Data rows.
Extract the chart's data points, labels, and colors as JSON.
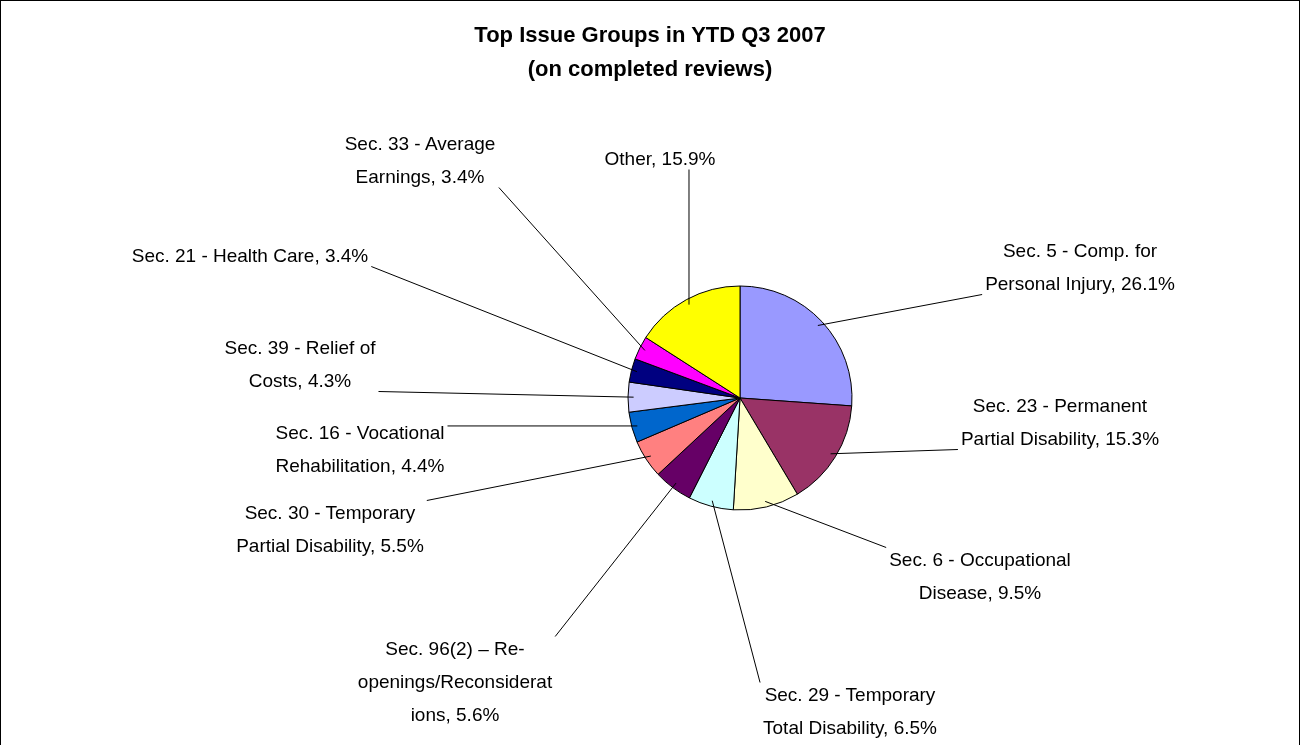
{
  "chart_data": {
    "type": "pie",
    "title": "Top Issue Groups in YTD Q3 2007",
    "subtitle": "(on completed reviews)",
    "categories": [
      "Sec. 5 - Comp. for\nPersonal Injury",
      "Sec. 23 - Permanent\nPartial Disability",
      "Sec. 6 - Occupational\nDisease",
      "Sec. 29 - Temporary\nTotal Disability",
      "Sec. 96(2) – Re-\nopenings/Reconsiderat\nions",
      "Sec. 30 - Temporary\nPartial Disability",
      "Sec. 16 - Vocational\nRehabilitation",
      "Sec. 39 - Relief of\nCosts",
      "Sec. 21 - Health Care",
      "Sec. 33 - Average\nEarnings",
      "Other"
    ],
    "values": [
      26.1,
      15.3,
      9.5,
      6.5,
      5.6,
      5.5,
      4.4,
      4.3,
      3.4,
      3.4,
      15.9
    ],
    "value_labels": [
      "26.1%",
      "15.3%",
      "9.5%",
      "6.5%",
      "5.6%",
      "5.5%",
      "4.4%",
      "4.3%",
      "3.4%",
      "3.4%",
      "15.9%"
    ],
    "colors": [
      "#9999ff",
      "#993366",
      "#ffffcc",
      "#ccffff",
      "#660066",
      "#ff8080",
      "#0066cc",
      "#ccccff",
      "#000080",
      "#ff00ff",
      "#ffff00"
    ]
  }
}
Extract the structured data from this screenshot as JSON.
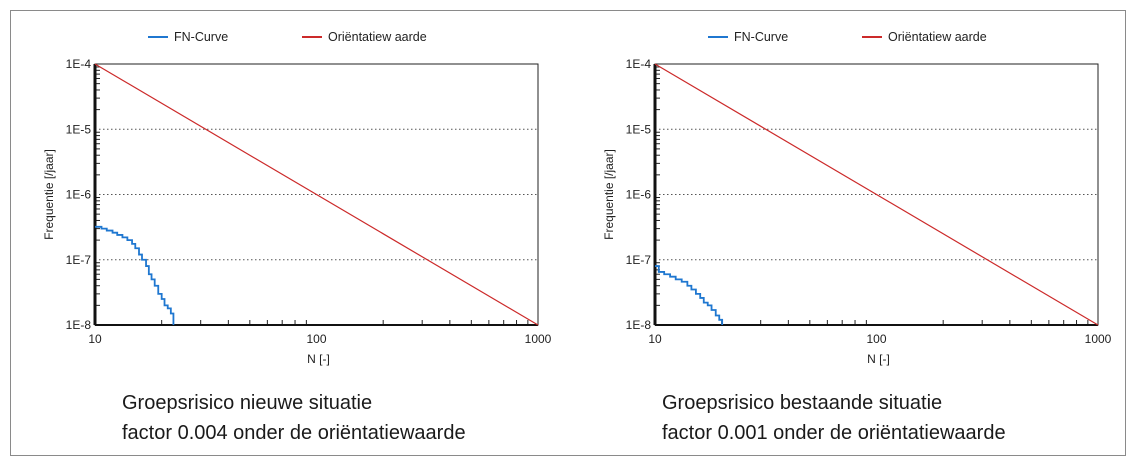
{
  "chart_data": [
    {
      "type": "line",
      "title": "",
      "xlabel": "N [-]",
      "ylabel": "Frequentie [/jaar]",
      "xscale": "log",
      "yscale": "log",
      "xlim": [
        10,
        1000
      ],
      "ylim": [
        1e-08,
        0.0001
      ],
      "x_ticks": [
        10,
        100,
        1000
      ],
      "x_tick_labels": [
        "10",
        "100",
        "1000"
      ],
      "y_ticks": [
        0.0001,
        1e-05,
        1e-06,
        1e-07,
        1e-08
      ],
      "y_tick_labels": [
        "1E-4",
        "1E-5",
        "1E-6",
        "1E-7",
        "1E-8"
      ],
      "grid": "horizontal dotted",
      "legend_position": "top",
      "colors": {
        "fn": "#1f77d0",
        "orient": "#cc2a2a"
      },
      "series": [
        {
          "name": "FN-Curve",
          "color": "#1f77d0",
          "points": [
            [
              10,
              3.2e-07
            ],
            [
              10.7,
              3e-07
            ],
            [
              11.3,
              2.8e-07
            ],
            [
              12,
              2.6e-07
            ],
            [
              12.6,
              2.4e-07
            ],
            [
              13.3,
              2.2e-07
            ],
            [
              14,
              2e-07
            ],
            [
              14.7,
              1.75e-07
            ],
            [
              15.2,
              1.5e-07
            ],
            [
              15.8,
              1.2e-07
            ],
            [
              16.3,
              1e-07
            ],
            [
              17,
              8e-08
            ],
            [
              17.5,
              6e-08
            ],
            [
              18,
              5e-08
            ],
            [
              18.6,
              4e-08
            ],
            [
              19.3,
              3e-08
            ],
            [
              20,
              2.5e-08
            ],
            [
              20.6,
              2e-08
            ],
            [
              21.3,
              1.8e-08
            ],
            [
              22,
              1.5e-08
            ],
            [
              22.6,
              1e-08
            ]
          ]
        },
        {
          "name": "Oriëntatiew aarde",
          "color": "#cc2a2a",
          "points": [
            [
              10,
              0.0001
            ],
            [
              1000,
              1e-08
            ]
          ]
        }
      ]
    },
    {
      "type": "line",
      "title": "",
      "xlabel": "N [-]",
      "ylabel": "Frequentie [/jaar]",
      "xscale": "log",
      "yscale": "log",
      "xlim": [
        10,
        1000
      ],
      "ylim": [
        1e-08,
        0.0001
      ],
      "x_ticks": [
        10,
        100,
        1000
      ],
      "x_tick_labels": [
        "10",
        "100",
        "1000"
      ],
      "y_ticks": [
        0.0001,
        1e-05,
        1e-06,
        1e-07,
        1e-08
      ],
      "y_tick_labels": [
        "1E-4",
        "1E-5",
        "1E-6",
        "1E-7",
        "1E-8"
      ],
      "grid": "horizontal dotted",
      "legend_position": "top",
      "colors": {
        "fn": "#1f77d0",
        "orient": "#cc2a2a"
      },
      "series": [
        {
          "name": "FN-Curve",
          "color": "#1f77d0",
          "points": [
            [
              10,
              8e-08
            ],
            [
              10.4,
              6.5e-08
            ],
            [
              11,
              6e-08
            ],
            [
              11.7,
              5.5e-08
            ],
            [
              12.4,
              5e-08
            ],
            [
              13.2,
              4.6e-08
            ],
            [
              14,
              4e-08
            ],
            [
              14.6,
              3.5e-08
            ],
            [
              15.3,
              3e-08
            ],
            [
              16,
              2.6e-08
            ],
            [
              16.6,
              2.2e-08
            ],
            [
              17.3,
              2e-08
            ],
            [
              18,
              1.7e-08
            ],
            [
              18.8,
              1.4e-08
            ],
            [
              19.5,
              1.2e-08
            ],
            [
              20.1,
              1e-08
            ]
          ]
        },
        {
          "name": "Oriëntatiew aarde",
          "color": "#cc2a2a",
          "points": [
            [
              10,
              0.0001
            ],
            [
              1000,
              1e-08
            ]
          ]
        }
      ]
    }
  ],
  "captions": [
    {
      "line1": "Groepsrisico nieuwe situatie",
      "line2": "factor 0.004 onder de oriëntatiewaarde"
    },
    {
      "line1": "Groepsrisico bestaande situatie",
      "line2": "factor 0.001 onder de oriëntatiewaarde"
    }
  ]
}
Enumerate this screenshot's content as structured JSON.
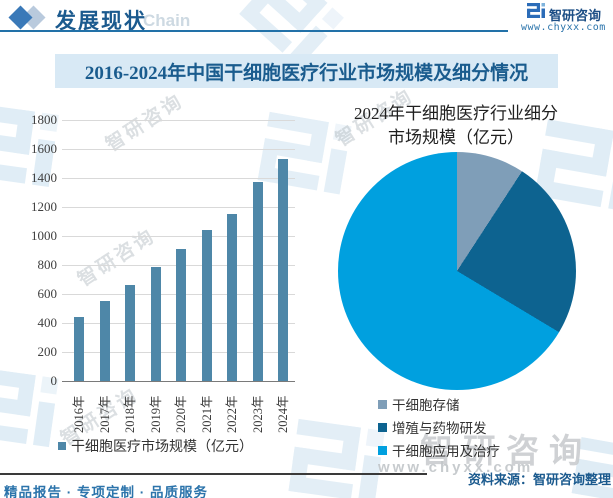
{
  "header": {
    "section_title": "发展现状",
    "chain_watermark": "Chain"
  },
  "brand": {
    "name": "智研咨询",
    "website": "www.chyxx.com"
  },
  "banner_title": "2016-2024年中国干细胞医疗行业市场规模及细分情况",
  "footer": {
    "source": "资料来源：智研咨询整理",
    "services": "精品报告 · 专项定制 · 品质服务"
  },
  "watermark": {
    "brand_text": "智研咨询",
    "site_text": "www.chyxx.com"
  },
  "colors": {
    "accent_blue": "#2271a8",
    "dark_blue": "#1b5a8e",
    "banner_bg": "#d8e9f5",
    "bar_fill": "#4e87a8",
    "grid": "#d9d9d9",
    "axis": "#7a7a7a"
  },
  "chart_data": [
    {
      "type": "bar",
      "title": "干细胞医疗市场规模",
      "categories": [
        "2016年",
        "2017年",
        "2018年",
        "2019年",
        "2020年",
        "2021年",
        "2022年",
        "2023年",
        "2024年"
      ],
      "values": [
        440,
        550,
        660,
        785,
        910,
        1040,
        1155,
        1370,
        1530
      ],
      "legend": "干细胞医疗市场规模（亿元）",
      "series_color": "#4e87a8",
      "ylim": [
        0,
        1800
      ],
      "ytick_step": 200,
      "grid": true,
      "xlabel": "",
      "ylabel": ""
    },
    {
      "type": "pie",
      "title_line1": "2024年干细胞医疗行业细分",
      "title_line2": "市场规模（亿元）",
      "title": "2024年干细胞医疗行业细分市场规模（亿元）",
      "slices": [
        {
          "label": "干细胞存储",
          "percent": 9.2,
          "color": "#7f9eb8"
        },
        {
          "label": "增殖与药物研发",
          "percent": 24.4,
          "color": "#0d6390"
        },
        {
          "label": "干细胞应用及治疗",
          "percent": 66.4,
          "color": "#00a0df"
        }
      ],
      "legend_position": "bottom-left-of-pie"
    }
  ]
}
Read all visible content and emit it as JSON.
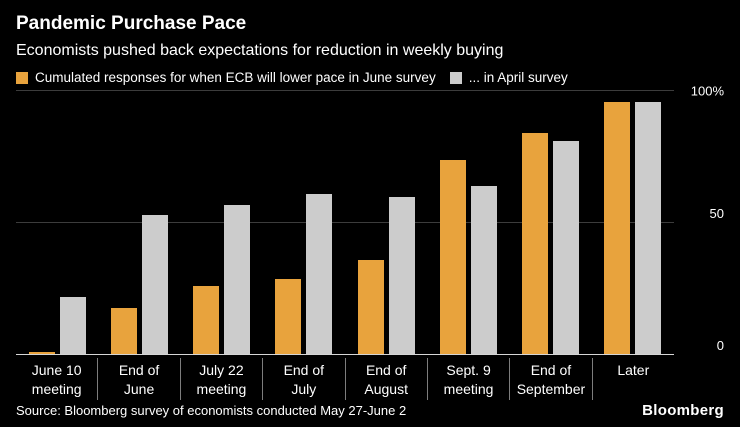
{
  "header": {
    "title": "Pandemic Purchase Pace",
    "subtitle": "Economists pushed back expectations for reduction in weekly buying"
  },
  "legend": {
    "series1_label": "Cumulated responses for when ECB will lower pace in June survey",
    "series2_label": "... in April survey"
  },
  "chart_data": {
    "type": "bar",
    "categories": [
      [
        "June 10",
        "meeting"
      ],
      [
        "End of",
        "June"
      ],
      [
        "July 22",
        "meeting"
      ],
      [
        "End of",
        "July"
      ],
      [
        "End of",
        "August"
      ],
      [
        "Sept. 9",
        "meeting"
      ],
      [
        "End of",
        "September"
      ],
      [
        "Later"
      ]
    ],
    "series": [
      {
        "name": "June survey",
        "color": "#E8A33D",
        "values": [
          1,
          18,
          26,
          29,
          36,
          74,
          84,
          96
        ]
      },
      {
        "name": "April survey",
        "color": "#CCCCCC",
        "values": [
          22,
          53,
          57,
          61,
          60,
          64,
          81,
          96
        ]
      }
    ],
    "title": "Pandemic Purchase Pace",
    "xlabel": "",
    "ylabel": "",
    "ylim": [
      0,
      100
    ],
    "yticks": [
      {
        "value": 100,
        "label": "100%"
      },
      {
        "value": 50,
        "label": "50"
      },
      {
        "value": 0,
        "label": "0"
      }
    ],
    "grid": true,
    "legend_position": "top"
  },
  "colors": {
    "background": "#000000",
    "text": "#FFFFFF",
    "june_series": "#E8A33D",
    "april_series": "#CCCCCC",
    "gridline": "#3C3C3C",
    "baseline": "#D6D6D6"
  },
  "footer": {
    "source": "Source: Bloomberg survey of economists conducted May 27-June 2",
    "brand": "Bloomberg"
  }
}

To be done. Write out an exact reproduction of the lines from the line that holds "Read all visible content and emit it as JSON." to the bottom of the listing above, both ends included. Exclude pictures.

Solution for this task.
Read all visible content and emit it as JSON.
{
  "header": {
    "title": "Pandemic Purchase Pace",
    "subtitle": "Economists pushed back expectations for reduction in weekly buying"
  },
  "legend": {
    "series1_label": "Cumulated responses for when ECB will lower pace in June survey",
    "series2_label": "... in April survey"
  },
  "chart_data": {
    "type": "bar",
    "categories": [
      [
        "June 10",
        "meeting"
      ],
      [
        "End of",
        "June"
      ],
      [
        "July 22",
        "meeting"
      ],
      [
        "End of",
        "July"
      ],
      [
        "End of",
        "August"
      ],
      [
        "Sept. 9",
        "meeting"
      ],
      [
        "End of",
        "September"
      ],
      [
        "Later"
      ]
    ],
    "series": [
      {
        "name": "June survey",
        "color": "#E8A33D",
        "values": [
          1,
          18,
          26,
          29,
          36,
          74,
          84,
          96
        ]
      },
      {
        "name": "April survey",
        "color": "#CCCCCC",
        "values": [
          22,
          53,
          57,
          61,
          60,
          64,
          81,
          96
        ]
      }
    ],
    "title": "Pandemic Purchase Pace",
    "xlabel": "",
    "ylabel": "",
    "ylim": [
      0,
      100
    ],
    "yticks": [
      {
        "value": 100,
        "label": "100%"
      },
      {
        "value": 50,
        "label": "50"
      },
      {
        "value": 0,
        "label": "0"
      }
    ],
    "grid": true,
    "legend_position": "top"
  },
  "colors": {
    "background": "#000000",
    "text": "#FFFFFF",
    "june_series": "#E8A33D",
    "april_series": "#CCCCCC",
    "gridline": "#3C3C3C",
    "baseline": "#D6D6D6"
  },
  "footer": {
    "source": "Source: Bloomberg survey of economists conducted May 27-June 2",
    "brand": "Bloomberg"
  }
}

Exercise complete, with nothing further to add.